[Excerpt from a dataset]
═══
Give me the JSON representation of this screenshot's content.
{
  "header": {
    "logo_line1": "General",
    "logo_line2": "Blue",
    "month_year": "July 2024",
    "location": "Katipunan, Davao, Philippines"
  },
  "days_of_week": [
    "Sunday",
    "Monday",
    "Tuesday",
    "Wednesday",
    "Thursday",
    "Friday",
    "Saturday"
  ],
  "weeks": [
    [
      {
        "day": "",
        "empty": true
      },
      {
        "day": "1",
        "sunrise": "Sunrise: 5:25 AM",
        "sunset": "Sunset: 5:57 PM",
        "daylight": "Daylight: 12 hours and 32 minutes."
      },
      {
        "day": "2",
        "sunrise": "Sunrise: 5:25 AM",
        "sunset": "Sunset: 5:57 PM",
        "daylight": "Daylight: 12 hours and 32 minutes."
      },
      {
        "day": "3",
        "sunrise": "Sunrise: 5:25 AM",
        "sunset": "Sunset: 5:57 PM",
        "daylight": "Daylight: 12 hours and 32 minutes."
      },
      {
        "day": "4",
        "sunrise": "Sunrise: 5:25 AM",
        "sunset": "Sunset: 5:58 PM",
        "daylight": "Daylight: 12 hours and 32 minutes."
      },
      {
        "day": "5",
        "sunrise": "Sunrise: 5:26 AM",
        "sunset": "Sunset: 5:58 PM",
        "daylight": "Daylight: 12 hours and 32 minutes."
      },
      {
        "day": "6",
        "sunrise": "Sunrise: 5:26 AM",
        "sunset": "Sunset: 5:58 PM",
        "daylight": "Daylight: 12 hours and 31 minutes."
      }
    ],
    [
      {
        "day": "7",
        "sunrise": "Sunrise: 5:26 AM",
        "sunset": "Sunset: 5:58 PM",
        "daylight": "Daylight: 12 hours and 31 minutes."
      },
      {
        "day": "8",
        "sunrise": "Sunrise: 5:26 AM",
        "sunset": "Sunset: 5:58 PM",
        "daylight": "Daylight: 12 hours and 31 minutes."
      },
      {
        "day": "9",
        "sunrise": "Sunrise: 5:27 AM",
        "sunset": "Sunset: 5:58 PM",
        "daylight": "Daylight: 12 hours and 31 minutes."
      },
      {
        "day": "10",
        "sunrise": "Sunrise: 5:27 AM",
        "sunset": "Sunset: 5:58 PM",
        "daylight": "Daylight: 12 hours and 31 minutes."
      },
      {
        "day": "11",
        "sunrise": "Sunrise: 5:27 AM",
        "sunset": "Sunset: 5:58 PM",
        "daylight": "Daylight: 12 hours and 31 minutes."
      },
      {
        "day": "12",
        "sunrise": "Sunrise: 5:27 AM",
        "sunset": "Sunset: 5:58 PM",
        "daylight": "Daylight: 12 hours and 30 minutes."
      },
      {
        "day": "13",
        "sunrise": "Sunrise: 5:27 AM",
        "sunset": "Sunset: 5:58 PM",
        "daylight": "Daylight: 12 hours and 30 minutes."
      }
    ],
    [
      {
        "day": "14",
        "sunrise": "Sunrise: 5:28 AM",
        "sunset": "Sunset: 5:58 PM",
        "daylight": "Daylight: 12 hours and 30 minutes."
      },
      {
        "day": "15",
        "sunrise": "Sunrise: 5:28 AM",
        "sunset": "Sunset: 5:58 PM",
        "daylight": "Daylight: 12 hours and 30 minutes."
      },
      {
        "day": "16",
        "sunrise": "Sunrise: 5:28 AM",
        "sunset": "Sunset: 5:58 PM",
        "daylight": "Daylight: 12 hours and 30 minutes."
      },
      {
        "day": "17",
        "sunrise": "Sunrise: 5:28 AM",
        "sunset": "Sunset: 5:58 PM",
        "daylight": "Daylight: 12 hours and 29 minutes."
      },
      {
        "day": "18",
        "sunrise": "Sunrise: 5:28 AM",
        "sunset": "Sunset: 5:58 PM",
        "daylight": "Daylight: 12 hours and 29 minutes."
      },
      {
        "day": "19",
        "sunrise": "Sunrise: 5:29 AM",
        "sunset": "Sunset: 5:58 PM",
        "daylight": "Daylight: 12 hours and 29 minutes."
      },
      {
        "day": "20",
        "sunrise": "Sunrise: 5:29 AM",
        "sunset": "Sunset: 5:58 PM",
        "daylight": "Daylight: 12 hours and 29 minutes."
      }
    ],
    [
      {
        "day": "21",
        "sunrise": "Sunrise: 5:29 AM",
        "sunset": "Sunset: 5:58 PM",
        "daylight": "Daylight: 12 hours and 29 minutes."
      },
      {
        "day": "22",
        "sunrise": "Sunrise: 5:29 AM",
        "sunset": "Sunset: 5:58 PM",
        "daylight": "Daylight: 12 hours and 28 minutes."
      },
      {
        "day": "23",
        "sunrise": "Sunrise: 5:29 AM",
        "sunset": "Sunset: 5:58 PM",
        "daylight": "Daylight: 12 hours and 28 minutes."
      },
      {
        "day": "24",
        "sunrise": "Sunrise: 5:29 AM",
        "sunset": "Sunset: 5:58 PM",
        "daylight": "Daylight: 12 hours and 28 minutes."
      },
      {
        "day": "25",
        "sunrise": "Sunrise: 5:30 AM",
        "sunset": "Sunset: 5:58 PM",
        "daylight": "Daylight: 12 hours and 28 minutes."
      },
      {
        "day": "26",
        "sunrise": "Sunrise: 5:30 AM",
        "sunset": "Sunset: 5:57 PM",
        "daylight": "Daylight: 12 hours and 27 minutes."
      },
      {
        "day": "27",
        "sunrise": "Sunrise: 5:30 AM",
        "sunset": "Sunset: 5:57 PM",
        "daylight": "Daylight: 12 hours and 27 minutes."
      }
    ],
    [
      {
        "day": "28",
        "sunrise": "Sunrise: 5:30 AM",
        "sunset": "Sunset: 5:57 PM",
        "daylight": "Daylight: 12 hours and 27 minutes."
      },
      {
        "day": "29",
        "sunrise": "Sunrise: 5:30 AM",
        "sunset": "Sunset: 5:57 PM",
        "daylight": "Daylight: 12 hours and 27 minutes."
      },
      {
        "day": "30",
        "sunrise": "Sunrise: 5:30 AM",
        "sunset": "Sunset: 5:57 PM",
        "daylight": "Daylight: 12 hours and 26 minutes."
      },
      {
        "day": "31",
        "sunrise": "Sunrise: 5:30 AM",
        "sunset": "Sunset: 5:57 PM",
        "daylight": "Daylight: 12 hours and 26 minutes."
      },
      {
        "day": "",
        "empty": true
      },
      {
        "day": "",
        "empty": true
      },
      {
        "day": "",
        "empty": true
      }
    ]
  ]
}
═══
▶ **Task prompt**
Every entry needs to be retyped exactly.

▶ **Written response**
Give me the JSON representation of this screenshot's content.
{
  "header": {
    "logo_line1": "General",
    "logo_line2": "Blue",
    "month_year": "July 2024",
    "location": "Katipunan, Davao, Philippines"
  },
  "days_of_week": [
    "Sunday",
    "Monday",
    "Tuesday",
    "Wednesday",
    "Thursday",
    "Friday",
    "Saturday"
  ],
  "weeks": [
    [
      {
        "day": "",
        "empty": true
      },
      {
        "day": "1",
        "sunrise": "Sunrise: 5:25 AM",
        "sunset": "Sunset: 5:57 PM",
        "daylight": "Daylight: 12 hours and 32 minutes."
      },
      {
        "day": "2",
        "sunrise": "Sunrise: 5:25 AM",
        "sunset": "Sunset: 5:57 PM",
        "daylight": "Daylight: 12 hours and 32 minutes."
      },
      {
        "day": "3",
        "sunrise": "Sunrise: 5:25 AM",
        "sunset": "Sunset: 5:57 PM",
        "daylight": "Daylight: 12 hours and 32 minutes."
      },
      {
        "day": "4",
        "sunrise": "Sunrise: 5:25 AM",
        "sunset": "Sunset: 5:58 PM",
        "daylight": "Daylight: 12 hours and 32 minutes."
      },
      {
        "day": "5",
        "sunrise": "Sunrise: 5:26 AM",
        "sunset": "Sunset: 5:58 PM",
        "daylight": "Daylight: 12 hours and 32 minutes."
      },
      {
        "day": "6",
        "sunrise": "Sunrise: 5:26 AM",
        "sunset": "Sunset: 5:58 PM",
        "daylight": "Daylight: 12 hours and 31 minutes."
      }
    ],
    [
      {
        "day": "7",
        "sunrise": "Sunrise: 5:26 AM",
        "sunset": "Sunset: 5:58 PM",
        "daylight": "Daylight: 12 hours and 31 minutes."
      },
      {
        "day": "8",
        "sunrise": "Sunrise: 5:26 AM",
        "sunset": "Sunset: 5:58 PM",
        "daylight": "Daylight: 12 hours and 31 minutes."
      },
      {
        "day": "9",
        "sunrise": "Sunrise: 5:27 AM",
        "sunset": "Sunset: 5:58 PM",
        "daylight": "Daylight: 12 hours and 31 minutes."
      },
      {
        "day": "10",
        "sunrise": "Sunrise: 5:27 AM",
        "sunset": "Sunset: 5:58 PM",
        "daylight": "Daylight: 12 hours and 31 minutes."
      },
      {
        "day": "11",
        "sunrise": "Sunrise: 5:27 AM",
        "sunset": "Sunset: 5:58 PM",
        "daylight": "Daylight: 12 hours and 31 minutes."
      },
      {
        "day": "12",
        "sunrise": "Sunrise: 5:27 AM",
        "sunset": "Sunset: 5:58 PM",
        "daylight": "Daylight: 12 hours and 30 minutes."
      },
      {
        "day": "13",
        "sunrise": "Sunrise: 5:27 AM",
        "sunset": "Sunset: 5:58 PM",
        "daylight": "Daylight: 12 hours and 30 minutes."
      }
    ],
    [
      {
        "day": "14",
        "sunrise": "Sunrise: 5:28 AM",
        "sunset": "Sunset: 5:58 PM",
        "daylight": "Daylight: 12 hours and 30 minutes."
      },
      {
        "day": "15",
        "sunrise": "Sunrise: 5:28 AM",
        "sunset": "Sunset: 5:58 PM",
        "daylight": "Daylight: 12 hours and 30 minutes."
      },
      {
        "day": "16",
        "sunrise": "Sunrise: 5:28 AM",
        "sunset": "Sunset: 5:58 PM",
        "daylight": "Daylight: 12 hours and 30 minutes."
      },
      {
        "day": "17",
        "sunrise": "Sunrise: 5:28 AM",
        "sunset": "Sunset: 5:58 PM",
        "daylight": "Daylight: 12 hours and 29 minutes."
      },
      {
        "day": "18",
        "sunrise": "Sunrise: 5:28 AM",
        "sunset": "Sunset: 5:58 PM",
        "daylight": "Daylight: 12 hours and 29 minutes."
      },
      {
        "day": "19",
        "sunrise": "Sunrise: 5:29 AM",
        "sunset": "Sunset: 5:58 PM",
        "daylight": "Daylight: 12 hours and 29 minutes."
      },
      {
        "day": "20",
        "sunrise": "Sunrise: 5:29 AM",
        "sunset": "Sunset: 5:58 PM",
        "daylight": "Daylight: 12 hours and 29 minutes."
      }
    ],
    [
      {
        "day": "21",
        "sunrise": "Sunrise: 5:29 AM",
        "sunset": "Sunset: 5:58 PM",
        "daylight": "Daylight: 12 hours and 29 minutes."
      },
      {
        "day": "22",
        "sunrise": "Sunrise: 5:29 AM",
        "sunset": "Sunset: 5:58 PM",
        "daylight": "Daylight: 12 hours and 28 minutes."
      },
      {
        "day": "23",
        "sunrise": "Sunrise: 5:29 AM",
        "sunset": "Sunset: 5:58 PM",
        "daylight": "Daylight: 12 hours and 28 minutes."
      },
      {
        "day": "24",
        "sunrise": "Sunrise: 5:29 AM",
        "sunset": "Sunset: 5:58 PM",
        "daylight": "Daylight: 12 hours and 28 minutes."
      },
      {
        "day": "25",
        "sunrise": "Sunrise: 5:30 AM",
        "sunset": "Sunset: 5:58 PM",
        "daylight": "Daylight: 12 hours and 28 minutes."
      },
      {
        "day": "26",
        "sunrise": "Sunrise: 5:30 AM",
        "sunset": "Sunset: 5:57 PM",
        "daylight": "Daylight: 12 hours and 27 minutes."
      },
      {
        "day": "27",
        "sunrise": "Sunrise: 5:30 AM",
        "sunset": "Sunset: 5:57 PM",
        "daylight": "Daylight: 12 hours and 27 minutes."
      }
    ],
    [
      {
        "day": "28",
        "sunrise": "Sunrise: 5:30 AM",
        "sunset": "Sunset: 5:57 PM",
        "daylight": "Daylight: 12 hours and 27 minutes."
      },
      {
        "day": "29",
        "sunrise": "Sunrise: 5:30 AM",
        "sunset": "Sunset: 5:57 PM",
        "daylight": "Daylight: 12 hours and 27 minutes."
      },
      {
        "day": "30",
        "sunrise": "Sunrise: 5:30 AM",
        "sunset": "Sunset: 5:57 PM",
        "daylight": "Daylight: 12 hours and 26 minutes."
      },
      {
        "day": "31",
        "sunrise": "Sunrise: 5:30 AM",
        "sunset": "Sunset: 5:57 PM",
        "daylight": "Daylight: 12 hours and 26 minutes."
      },
      {
        "day": "",
        "empty": true
      },
      {
        "day": "",
        "empty": true
      },
      {
        "day": "",
        "empty": true
      }
    ]
  ]
}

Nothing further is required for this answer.